--- begin ---
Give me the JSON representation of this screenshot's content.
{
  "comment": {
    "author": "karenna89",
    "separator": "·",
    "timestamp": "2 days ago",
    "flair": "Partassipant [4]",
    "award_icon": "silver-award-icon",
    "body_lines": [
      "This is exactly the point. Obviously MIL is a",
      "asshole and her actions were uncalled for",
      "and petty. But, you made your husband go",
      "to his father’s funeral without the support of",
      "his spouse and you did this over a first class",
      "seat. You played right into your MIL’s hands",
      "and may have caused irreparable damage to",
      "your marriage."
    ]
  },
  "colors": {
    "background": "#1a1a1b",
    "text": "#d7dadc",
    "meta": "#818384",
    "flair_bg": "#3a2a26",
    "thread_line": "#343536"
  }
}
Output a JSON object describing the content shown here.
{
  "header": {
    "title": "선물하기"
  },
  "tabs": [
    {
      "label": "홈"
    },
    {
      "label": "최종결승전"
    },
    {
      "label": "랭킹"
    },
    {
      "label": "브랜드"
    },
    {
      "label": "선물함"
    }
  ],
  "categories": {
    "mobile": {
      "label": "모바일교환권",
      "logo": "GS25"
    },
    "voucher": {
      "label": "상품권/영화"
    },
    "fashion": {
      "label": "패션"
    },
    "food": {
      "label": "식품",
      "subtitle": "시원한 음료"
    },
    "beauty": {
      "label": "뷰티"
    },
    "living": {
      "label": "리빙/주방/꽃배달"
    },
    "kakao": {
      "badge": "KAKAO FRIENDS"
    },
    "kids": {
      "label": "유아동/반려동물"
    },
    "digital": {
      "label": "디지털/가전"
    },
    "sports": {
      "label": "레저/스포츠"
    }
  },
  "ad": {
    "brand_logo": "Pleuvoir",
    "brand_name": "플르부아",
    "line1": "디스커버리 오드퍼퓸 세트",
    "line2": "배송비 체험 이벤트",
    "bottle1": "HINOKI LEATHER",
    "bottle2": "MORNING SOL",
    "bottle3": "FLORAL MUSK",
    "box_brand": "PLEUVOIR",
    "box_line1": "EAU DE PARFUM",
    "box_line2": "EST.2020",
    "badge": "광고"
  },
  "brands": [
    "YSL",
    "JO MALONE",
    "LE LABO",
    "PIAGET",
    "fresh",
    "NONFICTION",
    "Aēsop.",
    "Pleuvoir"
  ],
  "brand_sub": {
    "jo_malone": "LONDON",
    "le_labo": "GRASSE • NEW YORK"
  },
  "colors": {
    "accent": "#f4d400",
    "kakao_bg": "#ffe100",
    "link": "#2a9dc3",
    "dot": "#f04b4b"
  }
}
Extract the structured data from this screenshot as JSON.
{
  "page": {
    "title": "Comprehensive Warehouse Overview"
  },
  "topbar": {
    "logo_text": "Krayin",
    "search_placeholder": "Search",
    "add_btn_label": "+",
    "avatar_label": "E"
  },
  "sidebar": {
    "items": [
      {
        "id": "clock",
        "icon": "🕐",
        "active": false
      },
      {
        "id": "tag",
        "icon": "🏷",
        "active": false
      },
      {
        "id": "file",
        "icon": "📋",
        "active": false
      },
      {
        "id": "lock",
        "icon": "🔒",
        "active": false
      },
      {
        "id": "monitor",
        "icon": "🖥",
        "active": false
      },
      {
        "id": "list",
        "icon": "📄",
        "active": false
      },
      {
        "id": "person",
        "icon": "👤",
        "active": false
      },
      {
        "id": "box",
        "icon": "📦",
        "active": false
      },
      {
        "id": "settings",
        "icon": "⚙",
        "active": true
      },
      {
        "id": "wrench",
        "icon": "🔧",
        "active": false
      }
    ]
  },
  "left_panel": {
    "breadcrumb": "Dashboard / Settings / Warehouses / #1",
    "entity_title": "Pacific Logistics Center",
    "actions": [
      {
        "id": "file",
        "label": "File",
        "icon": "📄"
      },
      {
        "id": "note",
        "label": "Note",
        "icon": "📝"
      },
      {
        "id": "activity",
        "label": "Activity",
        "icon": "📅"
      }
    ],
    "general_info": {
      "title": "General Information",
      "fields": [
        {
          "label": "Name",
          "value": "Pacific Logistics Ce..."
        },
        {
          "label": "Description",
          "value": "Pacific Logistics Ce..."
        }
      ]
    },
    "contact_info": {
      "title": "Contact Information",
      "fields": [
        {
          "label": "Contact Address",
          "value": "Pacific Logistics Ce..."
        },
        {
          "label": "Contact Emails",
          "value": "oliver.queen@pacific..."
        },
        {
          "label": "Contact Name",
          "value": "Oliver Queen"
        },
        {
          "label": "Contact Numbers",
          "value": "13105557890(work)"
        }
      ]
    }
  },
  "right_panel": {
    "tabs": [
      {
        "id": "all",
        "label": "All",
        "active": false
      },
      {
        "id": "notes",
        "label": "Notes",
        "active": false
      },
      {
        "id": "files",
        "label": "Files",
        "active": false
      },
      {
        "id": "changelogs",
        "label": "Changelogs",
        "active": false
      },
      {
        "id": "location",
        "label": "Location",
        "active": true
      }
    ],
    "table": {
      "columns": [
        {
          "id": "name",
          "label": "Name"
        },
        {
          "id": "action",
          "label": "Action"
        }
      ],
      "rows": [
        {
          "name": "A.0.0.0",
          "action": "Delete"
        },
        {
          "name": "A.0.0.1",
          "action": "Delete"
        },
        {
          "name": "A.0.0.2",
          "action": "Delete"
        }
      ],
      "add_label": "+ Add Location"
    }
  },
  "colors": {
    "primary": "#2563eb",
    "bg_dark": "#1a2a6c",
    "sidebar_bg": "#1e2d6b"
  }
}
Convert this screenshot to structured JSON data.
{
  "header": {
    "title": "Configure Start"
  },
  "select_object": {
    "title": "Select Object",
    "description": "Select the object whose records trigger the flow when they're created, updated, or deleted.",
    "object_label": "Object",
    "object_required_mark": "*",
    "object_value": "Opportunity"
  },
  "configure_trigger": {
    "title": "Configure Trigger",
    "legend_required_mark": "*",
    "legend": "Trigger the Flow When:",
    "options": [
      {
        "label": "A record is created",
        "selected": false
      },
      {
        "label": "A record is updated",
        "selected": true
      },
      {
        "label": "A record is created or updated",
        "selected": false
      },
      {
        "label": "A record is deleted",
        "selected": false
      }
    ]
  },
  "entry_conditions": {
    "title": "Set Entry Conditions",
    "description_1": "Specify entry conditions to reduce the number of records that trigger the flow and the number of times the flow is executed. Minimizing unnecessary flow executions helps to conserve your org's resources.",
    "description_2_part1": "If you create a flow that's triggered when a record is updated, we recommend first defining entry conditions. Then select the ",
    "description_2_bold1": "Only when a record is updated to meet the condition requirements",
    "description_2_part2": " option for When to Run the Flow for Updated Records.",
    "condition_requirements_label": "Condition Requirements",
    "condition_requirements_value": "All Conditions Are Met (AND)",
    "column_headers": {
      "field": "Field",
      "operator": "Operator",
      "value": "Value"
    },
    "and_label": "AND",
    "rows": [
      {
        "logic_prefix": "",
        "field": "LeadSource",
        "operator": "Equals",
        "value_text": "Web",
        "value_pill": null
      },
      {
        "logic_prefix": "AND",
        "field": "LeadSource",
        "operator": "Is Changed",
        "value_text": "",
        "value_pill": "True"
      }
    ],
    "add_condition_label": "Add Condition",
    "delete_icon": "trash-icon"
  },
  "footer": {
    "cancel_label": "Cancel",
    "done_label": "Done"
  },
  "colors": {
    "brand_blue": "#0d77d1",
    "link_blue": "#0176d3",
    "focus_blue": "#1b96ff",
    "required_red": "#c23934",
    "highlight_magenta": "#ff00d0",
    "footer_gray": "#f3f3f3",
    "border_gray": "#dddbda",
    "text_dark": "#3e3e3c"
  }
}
--- end ---
● Exercise:
Reproduce the listing in full. Keep it exactly as written.

● Output for this exercise:
Give me the JSON representation of this screenshot's content.
{
  "comment": {
    "author": "karenna89",
    "separator": "·",
    "timestamp": "2 days ago",
    "flair": "Partassipant [4]",
    "award_icon": "silver-award-icon",
    "body_lines": [
      "This is exactly the point. Obviously MIL is a",
      "asshole and her actions were uncalled for",
      "and petty. But, you made your husband go",
      "to his father’s funeral without the support of",
      "his spouse and you did this over a first class",
      "seat. You played right into your MIL’s hands",
      "and may have caused irreparable damage to",
      "your marriage."
    ]
  },
  "colors": {
    "background": "#1a1a1b",
    "text": "#d7dadc",
    "meta": "#818384",
    "flair_bg": "#3a2a26",
    "thread_line": "#343536"
  }
}
Output a JSON object describing the content shown here.
{
  "header": {
    "title": "선물하기"
  },
  "tabs": [
    {
      "label": "홈"
    },
    {
      "label": "최종결승전"
    },
    {
      "label": "랭킹"
    },
    {
      "label": "브랜드"
    },
    {
      "label": "선물함"
    }
  ],
  "categories": {
    "mobile": {
      "label": "모바일교환권",
      "logo": "GS25"
    },
    "voucher": {
      "label": "상품권/영화"
    },
    "fashion": {
      "label": "패션"
    },
    "food": {
      "label": "식품",
      "subtitle": "시원한 음료"
    },
    "beauty": {
      "label": "뷰티"
    },
    "living": {
      "label": "리빙/주방/꽃배달"
    },
    "kakao": {
      "badge": "KAKAO FRIENDS"
    },
    "kids": {
      "label": "유아동/반려동물"
    },
    "digital": {
      "label": "디지털/가전"
    },
    "sports": {
      "label": "레저/스포츠"
    }
  },
  "ad": {
    "brand_logo": "Pleuvoir",
    "brand_name": "플르부아",
    "line1": "디스커버리 오드퍼퓸 세트",
    "line2": "배송비 체험 이벤트",
    "bottle1": "HINOKI LEATHER",
    "bottle2": "MORNING SOL",
    "bottle3": "FLORAL MUSK",
    "box_brand": "PLEUVOIR",
    "box_line1": "EAU DE PARFUM",
    "box_line2": "EST.2020",
    "badge": "광고"
  },
  "brands": [
    "YSL",
    "JO MALONE",
    "LE LABO",
    "PIAGET",
    "fresh",
    "NONFICTION",
    "Aēsop.",
    "Pleuvoir"
  ],
  "brand_sub": {
    "jo_malone": "LONDON",
    "le_labo": "GRASSE • NEW YORK"
  },
  "colors": {
    "accent": "#f4d400",
    "kakao_bg": "#ffe100",
    "link": "#2a9dc3",
    "dot": "#f04b4b"
  }
}
Extract the structured data from this screenshot as JSON.
{
  "page": {
    "title": "Comprehensive Warehouse Overview"
  },
  "topbar": {
    "logo_text": "Krayin",
    "search_placeholder": "Search",
    "add_btn_label": "+",
    "avatar_label": "E"
  },
  "sidebar": {
    "items": [
      {
        "id": "clock",
        "icon": "🕐",
        "active": false
      },
      {
        "id": "tag",
        "icon": "🏷",
        "active": false
      },
      {
        "id": "file",
        "icon": "📋",
        "active": false
      },
      {
        "id": "lock",
        "icon": "🔒",
        "active": false
      },
      {
        "id": "monitor",
        "icon": "🖥",
        "active": false
      },
      {
        "id": "list",
        "icon": "📄",
        "active": false
      },
      {
        "id": "person",
        "icon": "👤",
        "active": false
      },
      {
        "id": "box",
        "icon": "📦",
        "active": false
      },
      {
        "id": "settings",
        "icon": "⚙",
        "active": true
      },
      {
        "id": "wrench",
        "icon": "🔧",
        "active": false
      }
    ]
  },
  "left_panel": {
    "breadcrumb": "Dashboard / Settings / Warehouses / #1",
    "entity_title": "Pacific Logistics Center",
    "actions": [
      {
        "id": "file",
        "label": "File",
        "icon": "📄"
      },
      {
        "id": "note",
        "label": "Note",
        "icon": "📝"
      },
      {
        "id": "activity",
        "label": "Activity",
        "icon": "📅"
      }
    ],
    "general_info": {
      "title": "General Information",
      "fields": [
        {
          "label": "Name",
          "value": "Pacific Logistics Ce..."
        },
        {
          "label": "Description",
          "value": "Pacific Logistics Ce..."
        }
      ]
    },
    "contact_info": {
      "title": "Contact Information",
      "fields": [
        {
          "label": "Contact Address",
          "value": "Pacific Logistics Ce..."
        },
        {
          "label": "Contact Emails",
          "value": "oliver.queen@pacific..."
        },
        {
          "label": "Contact Name",
          "value": "Oliver Queen"
        },
        {
          "label": "Contact Numbers",
          "value": "13105557890(work)"
        }
      ]
    }
  },
  "right_panel": {
    "tabs": [
      {
        "id": "all",
        "label": "All",
        "active": false
      },
      {
        "id": "notes",
        "label": "Notes",
        "active": false
      },
      {
        "id": "files",
        "label": "Files",
        "active": false
      },
      {
        "id": "changelogs",
        "label": "Changelogs",
        "active": false
      },
      {
        "id": "location",
        "label": "Location",
        "active": true
      }
    ],
    "table": {
      "columns": [
        {
          "id": "name",
          "label": "Name"
        },
        {
          "id": "action",
          "label": "Action"
        }
      ],
      "rows": [
        {
          "name": "A.0.0.0",
          "action": "Delete"
        },
        {
          "name": "A.0.0.1",
          "action": "Delete"
        },
        {
          "name": "A.0.0.2",
          "action": "Delete"
        }
      ],
      "add_label": "+ Add Location"
    }
  },
  "colors": {
    "primary": "#2563eb",
    "bg_dark": "#1a2a6c",
    "sidebar_bg": "#1e2d6b"
  }
}
Convert this screenshot to structured JSON data.
{
  "header": {
    "title": "Configure Start"
  },
  "select_object": {
    "title": "Select Object",
    "description": "Select the object whose records trigger the flow when they're created, updated, or deleted.",
    "object_label": "Object",
    "object_required_mark": "*",
    "object_value": "Opportunity"
  },
  "configure_trigger": {
    "title": "Configure Trigger",
    "legend_required_mark": "*",
    "legend": "Trigger the Flow When:",
    "options": [
      {
        "label": "A record is created",
        "selected": false
      },
      {
        "label": "A record is updated",
        "selected": true
      },
      {
        "label": "A record is created or updated",
        "selected": false
      },
      {
        "label": "A record is deleted",
        "selected": false
      }
    ]
  },
  "entry_conditions": {
    "title": "Set Entry Conditions",
    "description_1": "Specify entry conditions to reduce the number of records that trigger the flow and the number of times the flow is executed. Minimizing unnecessary flow executions helps to conserve your org's resources.",
    "description_2_part1": "If you create a flow that's triggered when a record is updated, we recommend first defining entry conditions. Then select the ",
    "description_2_bold1": "Only when a record is updated to meet the condition requirements",
    "description_2_part2": " option for When to Run the Flow for Updated Records.",
    "condition_requirements_label": "Condition Requirements",
    "condition_requirements_value": "All Conditions Are Met (AND)",
    "column_headers": {
      "field": "Field",
      "operator": "Operator",
      "value": "Value"
    },
    "and_label": "AND",
    "rows": [
      {
        "logic_prefix": "",
        "field": "LeadSource",
        "operator": "Equals",
        "value_text": "Web",
        "value_pill": null
      },
      {
        "logic_prefix": "AND",
        "field": "LeadSource",
        "operator": "Is Changed",
        "value_text": "",
        "value_pill": "True"
      }
    ],
    "add_condition_label": "Add Condition",
    "delete_icon": "trash-icon"
  },
  "footer": {
    "cancel_label": "Cancel",
    "done_label": "Done"
  },
  "colors": {
    "brand_blue": "#0d77d1",
    "link_blue": "#0176d3",
    "focus_blue": "#1b96ff",
    "required_red": "#c23934",
    "highlight_magenta": "#ff00d0",
    "footer_gray": "#f3f3f3",
    "border_gray": "#dddbda",
    "text_dark": "#3e3e3c"
  }
}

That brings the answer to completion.